_Exercise requirements:_ Take down each entry exactly as written.
[Begin]
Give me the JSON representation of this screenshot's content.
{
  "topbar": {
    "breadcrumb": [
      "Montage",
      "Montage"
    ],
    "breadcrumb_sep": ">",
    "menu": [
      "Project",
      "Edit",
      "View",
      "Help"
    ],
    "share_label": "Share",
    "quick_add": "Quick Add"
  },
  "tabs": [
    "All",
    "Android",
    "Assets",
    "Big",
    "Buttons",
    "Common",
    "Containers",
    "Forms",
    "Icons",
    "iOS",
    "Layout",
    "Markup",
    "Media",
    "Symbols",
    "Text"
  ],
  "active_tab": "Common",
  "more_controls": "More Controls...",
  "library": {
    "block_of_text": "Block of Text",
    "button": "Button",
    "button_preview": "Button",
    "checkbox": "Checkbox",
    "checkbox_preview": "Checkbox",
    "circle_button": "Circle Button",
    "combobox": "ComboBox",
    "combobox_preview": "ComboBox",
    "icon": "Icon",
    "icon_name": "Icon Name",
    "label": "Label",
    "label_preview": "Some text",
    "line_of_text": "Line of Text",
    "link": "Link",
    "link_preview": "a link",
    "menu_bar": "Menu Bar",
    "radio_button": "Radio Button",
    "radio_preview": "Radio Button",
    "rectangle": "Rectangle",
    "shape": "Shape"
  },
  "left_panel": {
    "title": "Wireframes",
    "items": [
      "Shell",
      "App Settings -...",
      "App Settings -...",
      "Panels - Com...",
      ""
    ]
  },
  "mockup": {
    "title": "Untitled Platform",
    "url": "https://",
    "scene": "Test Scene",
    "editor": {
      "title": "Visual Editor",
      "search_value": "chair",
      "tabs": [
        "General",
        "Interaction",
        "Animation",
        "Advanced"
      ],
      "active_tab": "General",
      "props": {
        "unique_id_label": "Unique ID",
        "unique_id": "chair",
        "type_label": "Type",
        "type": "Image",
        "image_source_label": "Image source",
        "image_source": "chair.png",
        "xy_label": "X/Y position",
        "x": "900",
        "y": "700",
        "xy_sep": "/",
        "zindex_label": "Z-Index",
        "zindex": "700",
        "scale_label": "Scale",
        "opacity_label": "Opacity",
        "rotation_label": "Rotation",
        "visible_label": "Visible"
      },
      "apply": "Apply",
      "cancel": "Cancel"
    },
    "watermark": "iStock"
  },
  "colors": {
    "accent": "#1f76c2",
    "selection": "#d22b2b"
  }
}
[End]
_Written response:_
Give me the JSON representation of this screenshot's content.
{
  "topbar": {
    "breadcrumb": [
      "Montage",
      "Montage"
    ],
    "breadcrumb_sep": ">",
    "menu": [
      "Project",
      "Edit",
      "View",
      "Help"
    ],
    "share_label": "Share",
    "quick_add": "Quick Add"
  },
  "tabs": [
    "All",
    "Android",
    "Assets",
    "Big",
    "Buttons",
    "Common",
    "Containers",
    "Forms",
    "Icons",
    "iOS",
    "Layout",
    "Markup",
    "Media",
    "Symbols",
    "Text"
  ],
  "active_tab": "Common",
  "more_controls": "More Controls...",
  "library": {
    "block_of_text": "Block of Text",
    "button": "Button",
    "button_preview": "Button",
    "checkbox": "Checkbox",
    "checkbox_preview": "Checkbox",
    "circle_button": "Circle Button",
    "combobox": "ComboBox",
    "combobox_preview": "ComboBox",
    "icon": "Icon",
    "icon_name": "Icon Name",
    "label": "Label",
    "label_preview": "Some text",
    "line_of_text": "Line of Text",
    "link": "Link",
    "link_preview": "a link",
    "menu_bar": "Menu Bar",
    "radio_button": "Radio Button",
    "radio_preview": "Radio Button",
    "rectangle": "Rectangle",
    "shape": "Shape"
  },
  "left_panel": {
    "title": "Wireframes",
    "items": [
      "Shell",
      "App Settings -...",
      "App Settings -...",
      "Panels - Com...",
      ""
    ]
  },
  "mockup": {
    "title": "Untitled Platform",
    "url": "https://",
    "scene": "Test Scene",
    "editor": {
      "title": "Visual Editor",
      "search_value": "chair",
      "tabs": [
        "General",
        "Interaction",
        "Animation",
        "Advanced"
      ],
      "active_tab": "General",
      "props": {
        "unique_id_label": "Unique ID",
        "unique_id": "chair",
        "type_label": "Type",
        "type": "Image",
        "image_source_label": "Image source",
        "image_source": "chair.png",
        "xy_label": "X/Y position",
        "x": "900",
        "y": "700",
        "xy_sep": "/",
        "zindex_label": "Z-Index",
        "zindex": "700",
        "scale_label": "Scale",
        "opacity_label": "Opacity",
        "rotation_label": "Rotation",
        "visible_label": "Visible"
      },
      "apply": "Apply",
      "cancel": "Cancel"
    },
    "watermark": "iStock"
  },
  "colors": {
    "accent": "#1f76c2",
    "selection": "#d22b2b"
  }
}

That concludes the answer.